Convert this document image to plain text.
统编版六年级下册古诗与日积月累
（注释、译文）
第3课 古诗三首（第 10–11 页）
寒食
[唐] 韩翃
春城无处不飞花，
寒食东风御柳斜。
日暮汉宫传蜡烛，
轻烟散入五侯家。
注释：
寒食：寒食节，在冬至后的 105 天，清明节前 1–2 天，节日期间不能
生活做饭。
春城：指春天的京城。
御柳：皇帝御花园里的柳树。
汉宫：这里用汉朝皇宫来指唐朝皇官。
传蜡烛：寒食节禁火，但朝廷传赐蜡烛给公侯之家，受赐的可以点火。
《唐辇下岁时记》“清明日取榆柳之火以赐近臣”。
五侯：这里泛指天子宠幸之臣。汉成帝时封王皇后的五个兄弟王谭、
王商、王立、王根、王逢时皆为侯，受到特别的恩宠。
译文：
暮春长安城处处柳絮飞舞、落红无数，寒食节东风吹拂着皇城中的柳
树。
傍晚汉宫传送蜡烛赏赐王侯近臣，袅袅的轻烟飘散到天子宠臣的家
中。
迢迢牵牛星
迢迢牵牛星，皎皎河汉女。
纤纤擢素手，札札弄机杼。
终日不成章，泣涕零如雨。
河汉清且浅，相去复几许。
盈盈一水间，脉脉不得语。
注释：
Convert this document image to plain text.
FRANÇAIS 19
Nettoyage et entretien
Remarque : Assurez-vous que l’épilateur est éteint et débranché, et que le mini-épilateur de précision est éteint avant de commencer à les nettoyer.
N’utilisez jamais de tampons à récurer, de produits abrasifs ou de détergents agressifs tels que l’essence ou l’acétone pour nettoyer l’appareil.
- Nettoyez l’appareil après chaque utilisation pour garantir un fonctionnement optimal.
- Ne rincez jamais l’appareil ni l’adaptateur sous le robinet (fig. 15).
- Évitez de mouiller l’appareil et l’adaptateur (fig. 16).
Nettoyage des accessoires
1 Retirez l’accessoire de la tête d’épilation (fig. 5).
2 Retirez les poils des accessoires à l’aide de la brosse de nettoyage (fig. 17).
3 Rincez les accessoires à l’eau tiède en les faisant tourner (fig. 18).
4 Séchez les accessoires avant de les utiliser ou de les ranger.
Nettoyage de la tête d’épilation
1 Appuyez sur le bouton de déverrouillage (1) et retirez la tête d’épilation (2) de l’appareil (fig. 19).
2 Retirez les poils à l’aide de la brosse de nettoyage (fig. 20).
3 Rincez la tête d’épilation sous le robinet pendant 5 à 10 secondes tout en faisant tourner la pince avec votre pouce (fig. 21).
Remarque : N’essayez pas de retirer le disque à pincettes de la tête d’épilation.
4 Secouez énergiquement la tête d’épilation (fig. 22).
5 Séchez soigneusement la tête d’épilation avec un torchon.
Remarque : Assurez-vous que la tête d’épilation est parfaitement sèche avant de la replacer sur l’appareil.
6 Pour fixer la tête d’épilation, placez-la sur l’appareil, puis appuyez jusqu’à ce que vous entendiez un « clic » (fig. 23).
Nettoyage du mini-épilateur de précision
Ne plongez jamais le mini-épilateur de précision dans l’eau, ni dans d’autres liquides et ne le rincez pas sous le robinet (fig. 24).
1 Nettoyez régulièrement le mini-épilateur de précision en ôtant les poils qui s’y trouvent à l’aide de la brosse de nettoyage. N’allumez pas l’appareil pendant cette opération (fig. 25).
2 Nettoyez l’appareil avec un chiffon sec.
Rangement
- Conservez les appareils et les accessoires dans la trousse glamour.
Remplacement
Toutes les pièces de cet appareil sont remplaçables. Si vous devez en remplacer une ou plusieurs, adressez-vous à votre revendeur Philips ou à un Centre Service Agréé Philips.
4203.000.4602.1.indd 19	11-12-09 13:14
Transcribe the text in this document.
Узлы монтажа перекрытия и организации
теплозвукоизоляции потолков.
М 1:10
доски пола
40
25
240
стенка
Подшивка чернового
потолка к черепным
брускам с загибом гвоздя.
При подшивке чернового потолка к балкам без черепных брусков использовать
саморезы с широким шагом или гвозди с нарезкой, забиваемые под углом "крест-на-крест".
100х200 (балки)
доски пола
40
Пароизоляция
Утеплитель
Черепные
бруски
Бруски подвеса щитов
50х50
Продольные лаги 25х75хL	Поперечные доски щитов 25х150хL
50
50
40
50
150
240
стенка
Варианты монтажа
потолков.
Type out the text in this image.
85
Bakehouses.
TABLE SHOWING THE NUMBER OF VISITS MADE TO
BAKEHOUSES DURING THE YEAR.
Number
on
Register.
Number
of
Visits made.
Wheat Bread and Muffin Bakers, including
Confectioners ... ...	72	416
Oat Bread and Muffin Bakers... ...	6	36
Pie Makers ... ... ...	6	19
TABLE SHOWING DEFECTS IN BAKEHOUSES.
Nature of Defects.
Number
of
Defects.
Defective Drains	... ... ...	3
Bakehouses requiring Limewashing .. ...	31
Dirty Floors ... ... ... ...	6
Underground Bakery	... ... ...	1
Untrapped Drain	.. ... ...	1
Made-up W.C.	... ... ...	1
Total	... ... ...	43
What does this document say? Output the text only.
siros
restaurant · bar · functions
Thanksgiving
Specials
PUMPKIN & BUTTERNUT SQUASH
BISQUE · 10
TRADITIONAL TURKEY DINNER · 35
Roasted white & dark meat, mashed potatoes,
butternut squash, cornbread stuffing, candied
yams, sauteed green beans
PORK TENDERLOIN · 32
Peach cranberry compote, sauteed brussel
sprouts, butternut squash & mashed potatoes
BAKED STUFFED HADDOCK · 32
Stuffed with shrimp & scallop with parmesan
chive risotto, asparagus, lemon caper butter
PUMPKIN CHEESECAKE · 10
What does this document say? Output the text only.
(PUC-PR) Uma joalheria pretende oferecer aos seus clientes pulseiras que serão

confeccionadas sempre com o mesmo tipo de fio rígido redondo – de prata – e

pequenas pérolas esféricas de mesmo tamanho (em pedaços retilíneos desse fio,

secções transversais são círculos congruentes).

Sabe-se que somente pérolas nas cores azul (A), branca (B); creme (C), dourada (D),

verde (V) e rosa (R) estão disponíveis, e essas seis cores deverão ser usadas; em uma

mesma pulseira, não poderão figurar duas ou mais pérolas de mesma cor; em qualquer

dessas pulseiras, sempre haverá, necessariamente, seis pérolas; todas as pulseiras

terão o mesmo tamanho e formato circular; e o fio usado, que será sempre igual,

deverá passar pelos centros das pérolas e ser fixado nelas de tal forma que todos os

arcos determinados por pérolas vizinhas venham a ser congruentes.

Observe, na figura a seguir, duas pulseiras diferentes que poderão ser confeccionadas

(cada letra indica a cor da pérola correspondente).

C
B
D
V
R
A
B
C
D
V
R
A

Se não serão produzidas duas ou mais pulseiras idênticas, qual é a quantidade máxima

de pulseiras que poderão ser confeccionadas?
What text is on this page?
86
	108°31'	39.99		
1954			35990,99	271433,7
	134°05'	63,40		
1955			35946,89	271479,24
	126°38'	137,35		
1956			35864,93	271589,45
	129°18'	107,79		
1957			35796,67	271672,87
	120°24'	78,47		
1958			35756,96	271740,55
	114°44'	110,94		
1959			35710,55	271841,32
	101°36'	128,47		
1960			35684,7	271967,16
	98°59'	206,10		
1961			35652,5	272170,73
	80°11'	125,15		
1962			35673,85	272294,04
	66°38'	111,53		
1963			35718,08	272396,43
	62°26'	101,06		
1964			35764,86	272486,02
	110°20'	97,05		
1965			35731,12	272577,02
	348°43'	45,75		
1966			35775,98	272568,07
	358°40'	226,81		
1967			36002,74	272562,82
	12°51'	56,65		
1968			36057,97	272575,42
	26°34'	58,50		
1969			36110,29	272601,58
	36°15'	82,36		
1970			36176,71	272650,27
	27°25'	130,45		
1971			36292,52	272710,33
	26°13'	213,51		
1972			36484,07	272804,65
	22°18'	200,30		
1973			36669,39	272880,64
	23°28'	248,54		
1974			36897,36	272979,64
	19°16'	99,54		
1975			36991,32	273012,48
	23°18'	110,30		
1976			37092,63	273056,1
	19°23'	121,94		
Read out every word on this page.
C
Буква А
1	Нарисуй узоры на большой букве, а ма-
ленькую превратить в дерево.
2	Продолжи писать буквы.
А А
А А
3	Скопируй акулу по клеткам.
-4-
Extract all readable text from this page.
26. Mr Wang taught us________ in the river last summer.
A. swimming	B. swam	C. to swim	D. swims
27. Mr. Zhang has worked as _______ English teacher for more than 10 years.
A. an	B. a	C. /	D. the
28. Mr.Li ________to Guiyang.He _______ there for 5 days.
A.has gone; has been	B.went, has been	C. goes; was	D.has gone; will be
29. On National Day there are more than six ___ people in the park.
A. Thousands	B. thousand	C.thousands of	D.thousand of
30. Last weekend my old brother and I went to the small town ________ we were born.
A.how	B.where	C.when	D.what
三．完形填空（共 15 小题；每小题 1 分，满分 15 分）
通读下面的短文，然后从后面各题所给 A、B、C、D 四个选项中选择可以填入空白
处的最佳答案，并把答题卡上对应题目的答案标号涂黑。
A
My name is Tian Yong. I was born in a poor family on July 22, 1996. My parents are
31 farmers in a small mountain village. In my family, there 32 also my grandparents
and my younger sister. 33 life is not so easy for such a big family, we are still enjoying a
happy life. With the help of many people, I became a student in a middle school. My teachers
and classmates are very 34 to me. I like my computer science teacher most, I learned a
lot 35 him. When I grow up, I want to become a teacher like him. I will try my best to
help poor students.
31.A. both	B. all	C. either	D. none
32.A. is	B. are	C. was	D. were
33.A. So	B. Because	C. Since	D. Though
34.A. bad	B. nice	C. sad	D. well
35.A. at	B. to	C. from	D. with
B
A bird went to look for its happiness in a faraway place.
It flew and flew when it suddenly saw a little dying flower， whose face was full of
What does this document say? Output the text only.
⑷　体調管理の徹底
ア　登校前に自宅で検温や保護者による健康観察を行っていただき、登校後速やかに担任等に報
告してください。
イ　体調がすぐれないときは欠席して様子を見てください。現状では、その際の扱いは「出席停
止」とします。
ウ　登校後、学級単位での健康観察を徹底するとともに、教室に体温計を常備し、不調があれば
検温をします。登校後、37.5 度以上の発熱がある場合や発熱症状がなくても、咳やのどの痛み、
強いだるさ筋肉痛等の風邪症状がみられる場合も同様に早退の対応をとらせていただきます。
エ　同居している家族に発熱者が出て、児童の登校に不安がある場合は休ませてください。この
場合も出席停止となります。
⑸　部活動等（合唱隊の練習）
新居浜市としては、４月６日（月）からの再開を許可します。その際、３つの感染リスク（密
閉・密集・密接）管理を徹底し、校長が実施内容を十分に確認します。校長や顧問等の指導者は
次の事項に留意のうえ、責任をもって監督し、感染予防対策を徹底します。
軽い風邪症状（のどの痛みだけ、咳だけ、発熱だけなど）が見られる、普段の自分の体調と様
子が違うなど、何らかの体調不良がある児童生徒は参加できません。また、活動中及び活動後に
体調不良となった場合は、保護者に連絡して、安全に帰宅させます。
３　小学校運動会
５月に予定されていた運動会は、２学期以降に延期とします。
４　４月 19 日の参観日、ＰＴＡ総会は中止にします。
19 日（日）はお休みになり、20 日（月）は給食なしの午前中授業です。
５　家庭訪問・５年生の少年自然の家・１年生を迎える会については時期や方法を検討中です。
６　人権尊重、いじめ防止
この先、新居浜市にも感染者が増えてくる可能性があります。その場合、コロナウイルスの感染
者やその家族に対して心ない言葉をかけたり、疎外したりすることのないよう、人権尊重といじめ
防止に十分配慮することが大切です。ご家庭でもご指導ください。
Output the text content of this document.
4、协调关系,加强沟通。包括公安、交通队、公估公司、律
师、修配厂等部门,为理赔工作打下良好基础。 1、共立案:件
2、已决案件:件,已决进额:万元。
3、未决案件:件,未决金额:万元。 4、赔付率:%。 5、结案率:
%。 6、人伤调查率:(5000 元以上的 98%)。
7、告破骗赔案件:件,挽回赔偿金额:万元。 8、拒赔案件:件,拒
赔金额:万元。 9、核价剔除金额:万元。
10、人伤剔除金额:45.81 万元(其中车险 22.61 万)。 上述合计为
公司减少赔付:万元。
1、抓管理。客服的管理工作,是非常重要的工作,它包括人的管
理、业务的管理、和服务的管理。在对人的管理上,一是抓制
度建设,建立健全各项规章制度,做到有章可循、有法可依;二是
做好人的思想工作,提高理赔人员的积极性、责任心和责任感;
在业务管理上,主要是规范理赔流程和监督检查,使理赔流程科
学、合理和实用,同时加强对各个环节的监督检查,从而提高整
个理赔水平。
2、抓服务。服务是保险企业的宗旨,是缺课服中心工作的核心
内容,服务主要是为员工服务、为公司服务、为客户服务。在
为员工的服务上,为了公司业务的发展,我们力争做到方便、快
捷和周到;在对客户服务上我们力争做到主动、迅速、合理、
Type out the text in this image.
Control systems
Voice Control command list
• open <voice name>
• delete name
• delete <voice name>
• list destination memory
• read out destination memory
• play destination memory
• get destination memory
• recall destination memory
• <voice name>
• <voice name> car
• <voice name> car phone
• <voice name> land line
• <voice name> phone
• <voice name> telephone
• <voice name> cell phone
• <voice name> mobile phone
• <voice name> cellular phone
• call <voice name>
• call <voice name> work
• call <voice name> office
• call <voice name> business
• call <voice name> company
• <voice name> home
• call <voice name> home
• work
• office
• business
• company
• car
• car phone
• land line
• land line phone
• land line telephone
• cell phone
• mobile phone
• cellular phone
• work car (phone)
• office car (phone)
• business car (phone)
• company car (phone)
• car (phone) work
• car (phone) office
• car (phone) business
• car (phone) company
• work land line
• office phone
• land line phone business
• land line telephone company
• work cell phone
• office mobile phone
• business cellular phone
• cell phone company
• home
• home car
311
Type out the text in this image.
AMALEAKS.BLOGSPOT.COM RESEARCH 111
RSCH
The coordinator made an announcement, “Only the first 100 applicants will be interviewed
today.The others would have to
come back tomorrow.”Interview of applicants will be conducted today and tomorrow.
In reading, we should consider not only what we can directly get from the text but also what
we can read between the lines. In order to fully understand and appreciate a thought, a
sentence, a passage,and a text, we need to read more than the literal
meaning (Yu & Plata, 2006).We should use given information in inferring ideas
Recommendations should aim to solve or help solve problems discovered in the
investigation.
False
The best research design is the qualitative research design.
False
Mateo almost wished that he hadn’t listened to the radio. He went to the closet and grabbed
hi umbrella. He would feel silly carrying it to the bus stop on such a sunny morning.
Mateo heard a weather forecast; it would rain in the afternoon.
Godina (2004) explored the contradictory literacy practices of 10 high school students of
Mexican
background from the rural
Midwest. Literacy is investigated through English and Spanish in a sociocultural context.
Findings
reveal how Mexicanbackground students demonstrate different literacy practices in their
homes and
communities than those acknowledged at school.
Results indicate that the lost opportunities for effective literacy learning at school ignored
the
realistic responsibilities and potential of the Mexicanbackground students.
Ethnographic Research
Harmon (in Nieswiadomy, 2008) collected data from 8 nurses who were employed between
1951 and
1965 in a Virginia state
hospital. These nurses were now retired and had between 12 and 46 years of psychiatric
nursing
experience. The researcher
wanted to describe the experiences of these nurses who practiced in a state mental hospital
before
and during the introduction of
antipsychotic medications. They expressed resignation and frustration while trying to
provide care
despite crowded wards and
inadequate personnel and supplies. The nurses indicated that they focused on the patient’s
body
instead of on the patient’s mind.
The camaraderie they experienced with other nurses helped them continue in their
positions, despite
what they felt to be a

================

## INSTRUCTION
Give the number of lines in the entries that hold the word "mini", and nothing else.

## EXERCISE SOLUTION
4